#### Written tasks
- a) For each statement about the Stephen Newberry interview, answer yes or no according to that text and quote the words that decide it: (i) Newberry stepped down as CEO of Lam Research at the start of 2012; (ii) Newberry endowed the student fellowship on his own; (iii) Newberry received the Dean’s Distinguished Service Award in 2014.
- b) From the Stephen Newberry interview, reproduce the passage that begins at the words "We’ve been talking" and ends after "they’re interested in.".
- c) Continue the Stephen Newberry interview from the point where it stops.

#### Excerpt provided
━━━━

Newberry is deeply involved with the UC Davis Graduate School of Management. He serves as a key advisor on the Dean’s Advisory Cabinet. He has been a keynote speaker at commencement and addressed the School’s community as a Dean’s Distinguished Speaker. He also has presented to UC Davis MBA students several times on the topic of leadership as part of the Lam Research Leadership Skills Series. With his wife, Shelley A. Newberry, he has endowed the Stephen G. Newberry Endowed Chair in Leadership and the Stephen G. & Shelley A. Newberry Distinguished Student Fellowship that supports students who have great potential as team leaders in business. In 2012, Dean Steven Currall presented Newberry with the Dean’s Distinguished Service Award.

This spring he will serve as the 2014 Robert A. Fox Executive-in-Residence and will teach an MBA course on leadership.

We sat down with him to talk about his course, his experience and what principled leadership means to him and should mean to today’s business students.

Tell us about your plans for your Executive-in-Residence course.

We’ve been talking about it for years, back when I was CEO of Lam Research. Then I stepped down the first of January of 2012 and we started thinking about what would be the right time frame. So I’ve delivered a couple of values-based leadership programs here over the years. So we thought: let’s start thinking about building a curriculum course around that. I’m excited about having an opportunity to interact with the students and share with them the experiences that I’ve had in my career based on what they’re interested in.

━━━━

Element and coordinate records
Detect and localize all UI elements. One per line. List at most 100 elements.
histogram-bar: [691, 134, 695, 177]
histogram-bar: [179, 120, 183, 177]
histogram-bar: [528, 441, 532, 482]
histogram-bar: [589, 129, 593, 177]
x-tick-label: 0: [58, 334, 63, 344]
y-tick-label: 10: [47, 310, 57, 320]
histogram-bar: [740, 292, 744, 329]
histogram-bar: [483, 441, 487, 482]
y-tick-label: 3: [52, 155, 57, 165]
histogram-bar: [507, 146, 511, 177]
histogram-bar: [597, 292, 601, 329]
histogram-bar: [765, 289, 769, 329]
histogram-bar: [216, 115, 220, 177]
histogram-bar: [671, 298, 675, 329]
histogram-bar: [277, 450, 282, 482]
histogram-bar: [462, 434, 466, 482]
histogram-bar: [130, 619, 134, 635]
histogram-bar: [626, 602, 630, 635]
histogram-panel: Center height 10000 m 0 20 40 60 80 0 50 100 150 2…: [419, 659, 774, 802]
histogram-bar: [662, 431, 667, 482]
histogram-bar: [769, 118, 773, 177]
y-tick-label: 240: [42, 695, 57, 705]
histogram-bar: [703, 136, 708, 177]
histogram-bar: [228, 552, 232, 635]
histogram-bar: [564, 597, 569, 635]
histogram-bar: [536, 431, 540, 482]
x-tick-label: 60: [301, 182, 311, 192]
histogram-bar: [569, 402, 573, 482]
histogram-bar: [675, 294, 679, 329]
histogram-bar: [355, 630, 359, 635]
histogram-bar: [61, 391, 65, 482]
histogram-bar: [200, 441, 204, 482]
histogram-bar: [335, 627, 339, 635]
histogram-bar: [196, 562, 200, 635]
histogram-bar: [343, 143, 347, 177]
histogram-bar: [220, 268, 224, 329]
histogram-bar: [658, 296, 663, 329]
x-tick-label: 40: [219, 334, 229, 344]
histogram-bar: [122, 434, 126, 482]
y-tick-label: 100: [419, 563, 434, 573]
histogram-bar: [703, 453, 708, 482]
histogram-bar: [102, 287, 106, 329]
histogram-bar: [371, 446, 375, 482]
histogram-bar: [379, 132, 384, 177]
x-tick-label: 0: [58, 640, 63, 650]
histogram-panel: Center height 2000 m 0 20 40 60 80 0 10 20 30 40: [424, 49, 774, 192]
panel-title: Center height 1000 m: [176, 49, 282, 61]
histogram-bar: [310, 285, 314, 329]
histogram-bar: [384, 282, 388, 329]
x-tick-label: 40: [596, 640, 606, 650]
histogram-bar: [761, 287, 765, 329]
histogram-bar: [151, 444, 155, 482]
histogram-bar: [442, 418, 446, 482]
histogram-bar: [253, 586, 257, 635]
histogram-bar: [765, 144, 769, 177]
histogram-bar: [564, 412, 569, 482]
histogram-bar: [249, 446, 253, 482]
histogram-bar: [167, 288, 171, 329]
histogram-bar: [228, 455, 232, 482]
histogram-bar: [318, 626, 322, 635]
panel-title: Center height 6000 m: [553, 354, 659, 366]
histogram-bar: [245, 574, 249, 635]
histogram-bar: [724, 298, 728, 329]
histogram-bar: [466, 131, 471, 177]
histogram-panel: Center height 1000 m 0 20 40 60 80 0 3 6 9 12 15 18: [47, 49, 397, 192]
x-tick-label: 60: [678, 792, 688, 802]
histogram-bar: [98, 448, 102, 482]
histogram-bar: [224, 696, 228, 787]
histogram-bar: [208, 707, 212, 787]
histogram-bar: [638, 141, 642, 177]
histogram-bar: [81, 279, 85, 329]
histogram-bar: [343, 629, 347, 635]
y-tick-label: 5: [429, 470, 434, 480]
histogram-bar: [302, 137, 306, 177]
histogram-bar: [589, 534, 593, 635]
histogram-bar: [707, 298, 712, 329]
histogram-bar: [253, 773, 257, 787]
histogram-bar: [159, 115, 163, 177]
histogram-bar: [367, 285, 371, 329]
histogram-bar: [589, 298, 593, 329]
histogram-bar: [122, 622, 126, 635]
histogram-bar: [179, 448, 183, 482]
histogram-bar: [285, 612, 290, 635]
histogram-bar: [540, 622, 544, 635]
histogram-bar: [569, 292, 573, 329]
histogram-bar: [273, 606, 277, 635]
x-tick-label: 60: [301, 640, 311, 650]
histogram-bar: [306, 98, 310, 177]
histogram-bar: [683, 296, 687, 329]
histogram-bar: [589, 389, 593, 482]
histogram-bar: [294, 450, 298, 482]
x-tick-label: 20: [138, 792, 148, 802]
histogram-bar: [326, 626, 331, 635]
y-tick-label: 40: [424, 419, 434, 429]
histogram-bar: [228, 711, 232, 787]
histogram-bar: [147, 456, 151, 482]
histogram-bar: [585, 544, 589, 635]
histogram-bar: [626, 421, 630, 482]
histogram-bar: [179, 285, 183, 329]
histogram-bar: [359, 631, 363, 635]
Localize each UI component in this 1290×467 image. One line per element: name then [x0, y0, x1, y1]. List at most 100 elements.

━━━━

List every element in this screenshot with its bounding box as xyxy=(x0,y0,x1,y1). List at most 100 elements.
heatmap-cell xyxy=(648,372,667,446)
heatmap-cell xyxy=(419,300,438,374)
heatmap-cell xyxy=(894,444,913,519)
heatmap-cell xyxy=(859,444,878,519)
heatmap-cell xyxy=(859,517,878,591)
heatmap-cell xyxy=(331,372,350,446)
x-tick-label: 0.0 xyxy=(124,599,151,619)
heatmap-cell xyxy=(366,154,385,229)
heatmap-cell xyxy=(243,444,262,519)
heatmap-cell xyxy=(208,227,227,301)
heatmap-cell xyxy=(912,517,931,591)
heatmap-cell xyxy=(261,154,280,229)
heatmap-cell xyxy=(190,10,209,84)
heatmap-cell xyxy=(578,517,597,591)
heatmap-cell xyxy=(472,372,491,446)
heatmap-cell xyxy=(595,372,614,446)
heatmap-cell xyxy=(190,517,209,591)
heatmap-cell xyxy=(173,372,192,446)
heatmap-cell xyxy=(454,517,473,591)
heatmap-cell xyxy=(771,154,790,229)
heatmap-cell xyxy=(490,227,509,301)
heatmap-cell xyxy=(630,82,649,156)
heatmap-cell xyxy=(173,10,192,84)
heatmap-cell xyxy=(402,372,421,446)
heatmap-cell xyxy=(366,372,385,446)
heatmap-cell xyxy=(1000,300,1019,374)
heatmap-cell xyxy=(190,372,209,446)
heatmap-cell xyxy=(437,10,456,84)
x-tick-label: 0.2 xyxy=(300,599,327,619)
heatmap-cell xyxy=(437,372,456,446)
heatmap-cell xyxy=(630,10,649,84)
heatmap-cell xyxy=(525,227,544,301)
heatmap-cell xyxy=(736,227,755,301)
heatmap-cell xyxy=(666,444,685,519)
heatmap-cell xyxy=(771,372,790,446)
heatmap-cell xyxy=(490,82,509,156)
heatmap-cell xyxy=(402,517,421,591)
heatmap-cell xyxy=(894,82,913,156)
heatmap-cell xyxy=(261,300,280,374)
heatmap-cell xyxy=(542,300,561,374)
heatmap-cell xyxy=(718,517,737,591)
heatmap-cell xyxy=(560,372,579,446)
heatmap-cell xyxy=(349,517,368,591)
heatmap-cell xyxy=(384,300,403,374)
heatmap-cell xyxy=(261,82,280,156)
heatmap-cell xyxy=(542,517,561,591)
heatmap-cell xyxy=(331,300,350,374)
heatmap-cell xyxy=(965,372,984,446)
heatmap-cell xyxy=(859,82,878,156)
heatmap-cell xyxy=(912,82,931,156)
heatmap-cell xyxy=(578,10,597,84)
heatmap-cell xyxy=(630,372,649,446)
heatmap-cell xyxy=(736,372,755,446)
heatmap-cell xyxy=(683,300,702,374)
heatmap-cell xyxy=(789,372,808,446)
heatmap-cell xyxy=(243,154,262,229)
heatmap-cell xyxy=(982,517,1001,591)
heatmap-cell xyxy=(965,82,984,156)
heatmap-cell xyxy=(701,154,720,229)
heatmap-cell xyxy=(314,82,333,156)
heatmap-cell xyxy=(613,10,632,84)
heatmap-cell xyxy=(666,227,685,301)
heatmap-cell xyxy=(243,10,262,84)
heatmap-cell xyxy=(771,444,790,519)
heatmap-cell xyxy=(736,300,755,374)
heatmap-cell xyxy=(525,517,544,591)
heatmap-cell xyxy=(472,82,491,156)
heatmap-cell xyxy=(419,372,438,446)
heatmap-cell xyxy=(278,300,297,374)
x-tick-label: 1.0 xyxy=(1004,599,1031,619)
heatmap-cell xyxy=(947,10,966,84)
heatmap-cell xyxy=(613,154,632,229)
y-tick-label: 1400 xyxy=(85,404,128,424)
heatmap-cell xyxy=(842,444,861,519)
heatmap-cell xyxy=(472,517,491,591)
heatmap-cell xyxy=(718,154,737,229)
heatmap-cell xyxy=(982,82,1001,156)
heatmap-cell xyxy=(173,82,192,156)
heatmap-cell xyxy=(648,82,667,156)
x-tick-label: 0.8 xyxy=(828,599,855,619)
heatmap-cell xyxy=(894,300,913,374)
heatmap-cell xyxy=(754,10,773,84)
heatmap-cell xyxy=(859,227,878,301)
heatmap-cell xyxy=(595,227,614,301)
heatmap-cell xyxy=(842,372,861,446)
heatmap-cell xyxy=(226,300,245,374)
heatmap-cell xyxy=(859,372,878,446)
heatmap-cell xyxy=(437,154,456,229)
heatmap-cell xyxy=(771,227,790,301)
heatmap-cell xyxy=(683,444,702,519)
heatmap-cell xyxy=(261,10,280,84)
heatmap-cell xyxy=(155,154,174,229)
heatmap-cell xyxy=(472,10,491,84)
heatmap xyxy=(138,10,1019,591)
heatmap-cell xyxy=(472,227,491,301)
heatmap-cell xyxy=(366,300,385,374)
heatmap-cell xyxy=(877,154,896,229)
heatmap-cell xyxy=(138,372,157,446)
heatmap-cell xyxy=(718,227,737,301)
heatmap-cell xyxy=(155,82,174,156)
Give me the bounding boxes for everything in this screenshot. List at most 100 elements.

━━━━

#### Outputs in order
- a)
(i) Yes: "Then I stepped down the first of January of 2012"
(ii) No: "With his wife, Shelley A. Newberry, he has endowed the Stephen G. Newberry Endowed Chair in Leadership and the Stephen G. & Shelley A. Newberry Distinguished Student Fellowship"
(iii) No: "In 2012, Dean Steven Currall presented Newberry with the Dean’s Distinguished Service Award."

- b)
We’ve been talking about it for years, back when I was CEO of Lam Research. Then I stepped down the first of January of 2012 and we started thinking about what would be the right time frame. So I’ve delivered a couple of values-based leadership programs here over the years. So we thought: let’s start thinking about building a curriculum course around that. I’m excited about having an opportunity to interact with the students and share with them the experiences that I’ve had in my career based on what they’re interested in.

- c)
What do you hope MBA students will come away with from your course?

What I would like them to come away with is that they understand that operating with a set of values that are meaningful to them and to the people they work with—and making sure that their behaviors are consistent with that—has tremendous value in the workplace. People want it and they want to work for people that they can respect. The second thing that I want them to come away with is that as a leader, you can be as technically competent, you can be as intelligent as you want to be, but the key to your success is going to be about how you take those skills and develop the right relationship skills and be able to apply them very versatilely. And we’re going to take students through a couple of leadership models that talk about social styles and applying leadership techniques in situations.

So I want the students to come away with a really strong recognition that the age-old thing “I’m the boss, so adjust to me,” is not the way it works. As the boss, the more that you can adjust to what your people need in order to optimize their ability to be successful, the better officer you’re going to be, the better leader you’re going to be. So if they walk away understanding some of those principles, that’ll be great.”

And then the last thing is that I want them to understand what it takes to change a culture. I want to take them through the case study of what we did at Lam Research and how we created our mission, our vision, our core values, our business fundamentals. And what were the things that we had to do to actually get it embedded in the culture of the company, to actually change the culture, and what level of investment you had to be prepared to make if you’re in a situation where you have a chance to be able to change a culture, or you have the responsibility to change a culture. So if they can walk away with those three things, I’ll be very pleased.

How do you think you will benefit from teaching the course?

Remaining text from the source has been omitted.